Data for processing -
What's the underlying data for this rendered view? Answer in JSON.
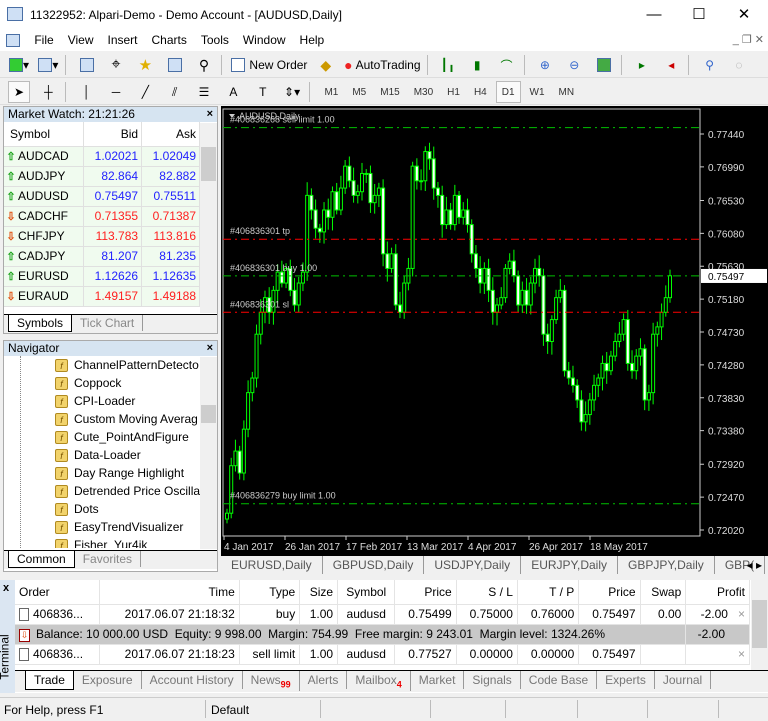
{
  "window": {
    "title": "11322952: Alpari-Demo - Demo Account - [AUDUSD,Daily]",
    "minimize": "—",
    "maximize": "☐",
    "close": "✕"
  },
  "menu": [
    "File",
    "View",
    "Insert",
    "Charts",
    "Tools",
    "Window",
    "Help"
  ],
  "toolbar": {
    "new_order": "New Order",
    "autotrading": "AutoTrading"
  },
  "timeframes": [
    "M1",
    "M5",
    "M15",
    "M30",
    "H1",
    "H4",
    "D1",
    "W1",
    "MN"
  ],
  "active_timeframe": "D1",
  "market_watch": {
    "title": "Market Watch: 21:21:26",
    "headers": [
      "Symbol",
      "Bid",
      "Ask"
    ],
    "rows": [
      {
        "symbol": "AUDCAD",
        "bid": "1.02021",
        "ask": "1.02049",
        "dir": "up"
      },
      {
        "symbol": "AUDJPY",
        "bid": "82.864",
        "ask": "82.882",
        "dir": "up"
      },
      {
        "symbol": "AUDUSD",
        "bid": "0.75497",
        "ask": "0.75511",
        "dir": "up"
      },
      {
        "symbol": "CADCHF",
        "bid": "0.71355",
        "ask": "0.71387",
        "dir": "down"
      },
      {
        "symbol": "CHFJPY",
        "bid": "113.783",
        "ask": "113.816",
        "dir": "down"
      },
      {
        "symbol": "CADJPY",
        "bid": "81.207",
        "ask": "81.235",
        "dir": "up"
      },
      {
        "symbol": "EURUSD",
        "bid": "1.12626",
        "ask": "1.12635",
        "dir": "up"
      },
      {
        "symbol": "EURAUD",
        "bid": "1.49157",
        "ask": "1.49188",
        "dir": "down"
      }
    ],
    "tabs": [
      "Symbols",
      "Tick Chart"
    ]
  },
  "navigator": {
    "title": "Navigator",
    "items": [
      "ChannelPatternDetecto",
      "Coppock",
      "CPI-Loader",
      "Custom Moving Averag",
      "Cute_PointAndFigure",
      "Data-Loader",
      "Day Range Highlight",
      "Detrended Price Oscillat",
      "Dots",
      "EasyTrendVisualizer",
      "Fisher_Yur4ik"
    ],
    "tabs": [
      "Common",
      "Favorites"
    ]
  },
  "chart": {
    "title": "AUDUSD,Daily",
    "current_price": "0.75497",
    "colors": {
      "bull": "#00ff00",
      "bear": "#ffffff",
      "sl_tp": "#ff0000",
      "order": "#00c000"
    },
    "price_labels": [
      "0.77440",
      "0.76990",
      "0.76530",
      "0.76080",
      "0.75630",
      "0.75180",
      "0.74730",
      "0.74280",
      "0.73830",
      "0.73380",
      "0.72920",
      "0.72470",
      "0.72020"
    ],
    "date_labels": [
      "4 Jan 2017",
      "26 Jan 2017",
      "17 Feb 2017",
      "13 Mar 2017",
      "4 Apr 2017",
      "26 Apr 2017",
      "18 May 2017"
    ],
    "order_lines": [
      {
        "label": "#406836268 sell limit 1.00",
        "price": 0.77527,
        "kind": "order"
      },
      {
        "label": "#406836301 tp",
        "price": 0.76,
        "kind": "sl_tp"
      },
      {
        "label": "#406836301 buy 1.00",
        "price": 0.75499,
        "kind": "order"
      },
      {
        "label": "#406836301 sl",
        "price": 0.75,
        "kind": "sl_tp"
      },
      {
        "label": "#406836279 buy limit 1.00",
        "price": 0.7238,
        "kind": "order"
      }
    ],
    "closes": [
      0.7225,
      0.729,
      0.731,
      0.728,
      0.734,
      0.739,
      0.741,
      0.747,
      0.75,
      0.752,
      0.75,
      0.753,
      0.7555,
      0.754,
      0.756,
      0.753,
      0.751,
      0.754,
      0.7555,
      0.766,
      0.764,
      0.7615,
      0.761,
      0.764,
      0.763,
      0.7665,
      0.764,
      0.767,
      0.77,
      0.768,
      0.766,
      0.7665,
      0.769,
      0.769,
      0.765,
      0.766,
      0.767,
      0.758,
      0.756,
      0.758,
      0.751,
      0.75,
      0.754,
      0.756,
      0.77,
      0.768,
      0.768,
      0.772,
      0.771,
      0.767,
      0.766,
      0.762,
      0.764,
      0.762,
      0.766,
      0.763,
      0.764,
      0.762,
      0.758,
      0.756,
      0.754,
      0.756,
      0.753,
      0.75,
      0.751,
      0.752,
      0.756,
      0.757,
      0.755,
      0.751,
      0.753,
      0.751,
      0.754,
      0.756,
      0.755,
      0.747,
      0.746,
      0.749,
      0.752,
      0.753,
      0.742,
      0.741,
      0.74,
      0.738,
      0.735,
      0.736,
      0.738,
      0.74,
      0.741,
      0.743,
      0.742,
      0.744,
      0.746,
      0.747,
      0.749,
      0.743,
      0.742,
      0.744,
      0.745,
      0.738,
      0.739,
      0.747,
      0.748,
      0.75,
      0.752,
      0.755
    ]
  },
  "chart_tabs": [
    "EURUSD,Daily",
    "GBPUSD,Daily",
    "USDJPY,Daily",
    "EURJPY,Daily",
    "GBPJPY,Daily",
    "GBP("
  ],
  "terminal": {
    "label": "Terminal",
    "headers": [
      "Order",
      "Time",
      "Type",
      "Size",
      "Symbol",
      "Price",
      "S / L",
      "T / P",
      "Price",
      "Swap",
      "Profit"
    ],
    "rows": [
      [
        "406836...",
        "2017.06.07 21:18:32",
        "buy",
        "1.00",
        "audusd",
        "0.75499",
        "0.75000",
        "0.76000",
        "0.75497",
        "0.00",
        "-2.00"
      ],
      [
        "406836...",
        "2017.06.07 21:18:23",
        "sell limit",
        "1.00",
        "audusd",
        "0.77527",
        "0.00000",
        "0.00000",
        "0.75497",
        "",
        ""
      ]
    ],
    "balance": "Balance: 10 000.00 USD  Equity: 9 998.00  Margin: 754.99  Free margin: 9 243.01  Margin level: 1324.26%",
    "balance_profit": "-2.00",
    "tabs": [
      {
        "label": "Trade"
      },
      {
        "label": "Exposure"
      },
      {
        "label": "Account History"
      },
      {
        "label": "News",
        "badge": "99"
      },
      {
        "label": "Alerts"
      },
      {
        "label": "Mailbox",
        "badge": "4"
      },
      {
        "label": "Market"
      },
      {
        "label": "Signals"
      },
      {
        "label": "Code Base"
      },
      {
        "label": "Experts"
      },
      {
        "label": "Journal"
      }
    ]
  },
  "status": {
    "help": "For Help, press F1",
    "profile": "Default"
  }
}
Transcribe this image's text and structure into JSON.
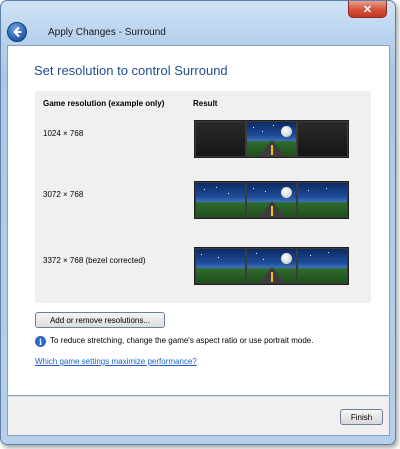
{
  "window": {
    "title": "Apply Changes - Surround",
    "close_glyph": "✕"
  },
  "main": {
    "heading": "Set resolution to control Surround",
    "table": {
      "col_resolution": "Game resolution (example only)",
      "col_result": "Result",
      "rows": [
        {
          "label": "1024 × 768",
          "screens": [
            "dark",
            "road",
            "dark"
          ]
        },
        {
          "label": "3072 × 768",
          "screens": [
            "road",
            "road",
            "road"
          ]
        },
        {
          "label": "3372 × 768 (bezel corrected)",
          "screens": [
            "road",
            "road",
            "road"
          ]
        }
      ]
    },
    "add_button": "Add or remove resolutions...",
    "info_icon": "i",
    "info_text": "To reduce stretching, change the game's aspect ratio or use portrait mode.",
    "link_text": "Which game settings maximize performance?"
  },
  "footer": {
    "finish_label": "Finish"
  },
  "colors": {
    "heading": "#1e4f8f",
    "link": "#1c5fbf",
    "close": "#c4361f"
  }
}
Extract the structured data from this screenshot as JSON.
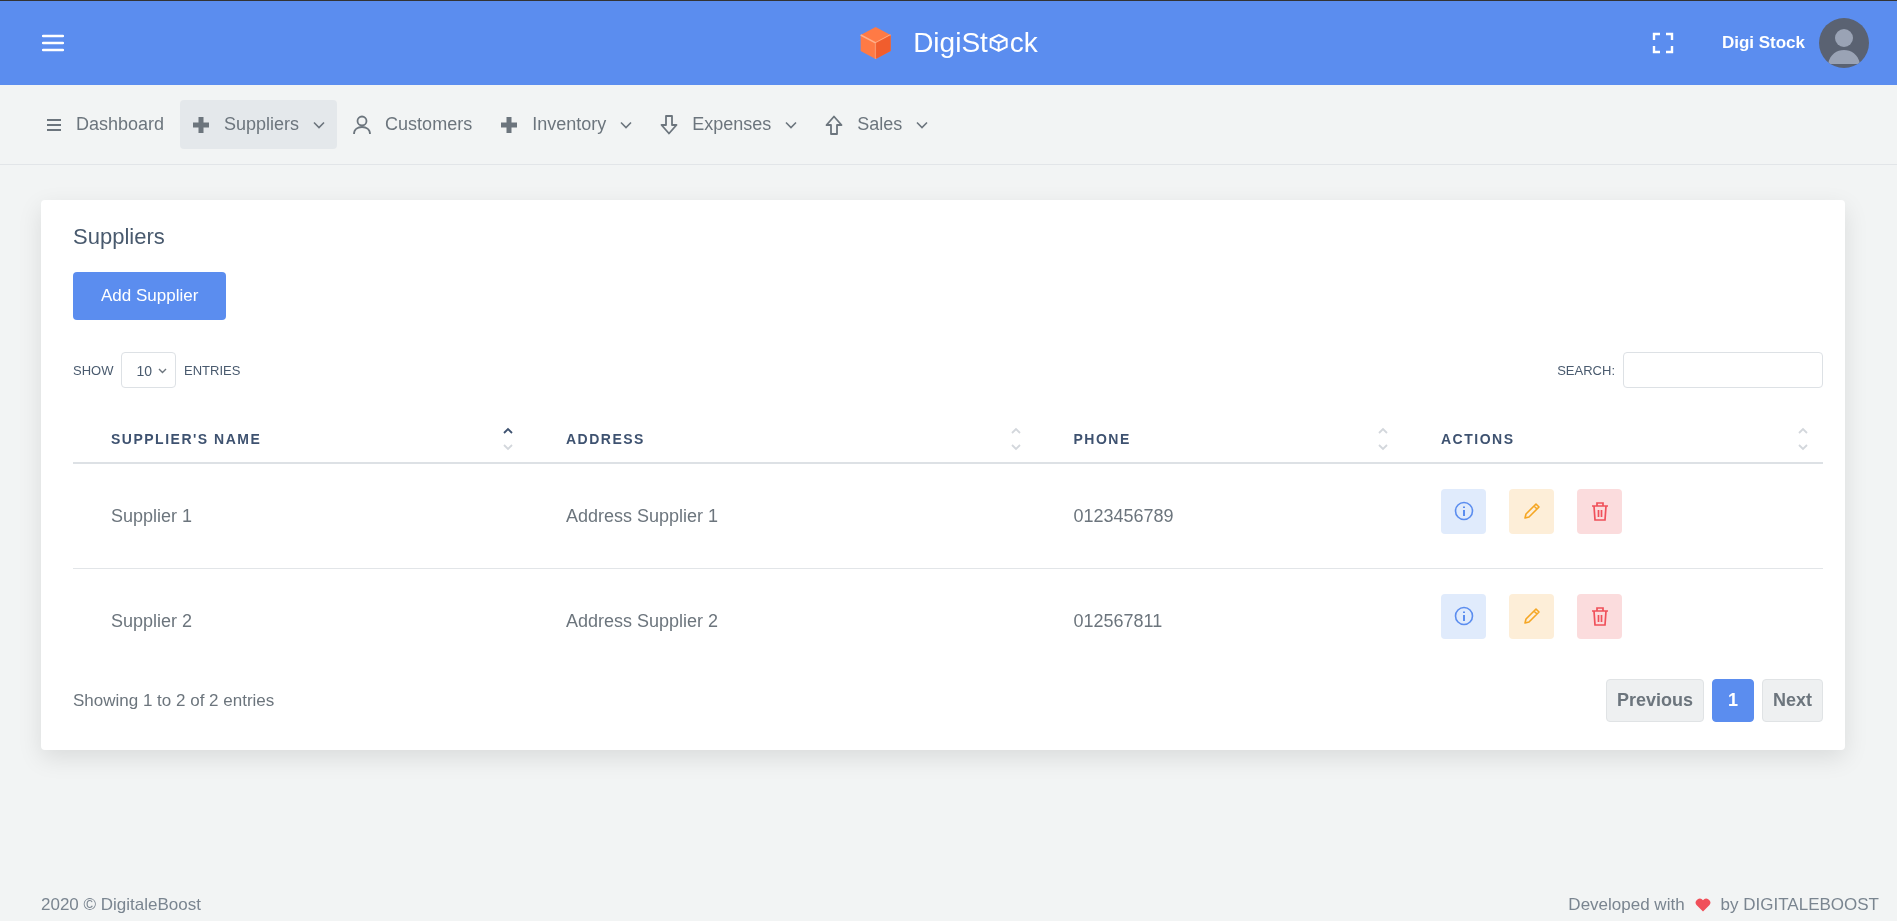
{
  "header": {
    "logo": {
      "before": "DigiSt",
      "after": "ck"
    },
    "user": {
      "name": "Digi Stock"
    }
  },
  "nav": [
    {
      "label": "Dashboard",
      "kind": "menu",
      "dropdown": false,
      "selected": false
    },
    {
      "label": "Suppliers",
      "kind": "plus",
      "dropdown": true,
      "selected": true
    },
    {
      "label": "Customers",
      "kind": "person",
      "dropdown": false,
      "selected": false
    },
    {
      "label": "Inventory",
      "kind": "plus",
      "dropdown": true,
      "selected": false
    },
    {
      "label": "Expenses",
      "kind": "down",
      "dropdown": true,
      "selected": false
    },
    {
      "label": "Sales",
      "kind": "up",
      "dropdown": true,
      "selected": false
    }
  ],
  "card": {
    "title": "Suppliers",
    "add_button": "Add Supplier",
    "length": {
      "before": "SHOW",
      "value": "10",
      "after": "ENTRIES"
    },
    "search": {
      "label": "SEARCH:"
    },
    "table": {
      "columns": [
        {
          "label": "SUPPLIER'S NAME",
          "sorted": true
        },
        {
          "label": "ADDRESS",
          "sorted": false
        },
        {
          "label": "PHONE",
          "sorted": false
        },
        {
          "label": "ACTIONS",
          "sorted": false
        }
      ],
      "rows": [
        {
          "name": "Supplier 1",
          "address": "Address Supplier 1",
          "phone": "0123456789"
        },
        {
          "name": "Supplier 2",
          "address": "Address Supplier 2",
          "phone": "012567811"
        }
      ]
    },
    "info": "Showing 1 to 2 of 2 entries",
    "pagination": [
      {
        "label": "Previous",
        "selected": false
      },
      {
        "label": "1",
        "selected": true
      },
      {
        "label": "Next",
        "selected": false
      }
    ]
  },
  "footer": {
    "copyright": "2020 © DigitaleBoost",
    "credit_before": "Developed with",
    "credit_after": "by DIGITALEBOOST"
  }
}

What is asked - From the data above, copy each line that holds "maximize".

Solution for this task -
    "maximize": "☐",
    "link_text": "Which game settings maximize performance?"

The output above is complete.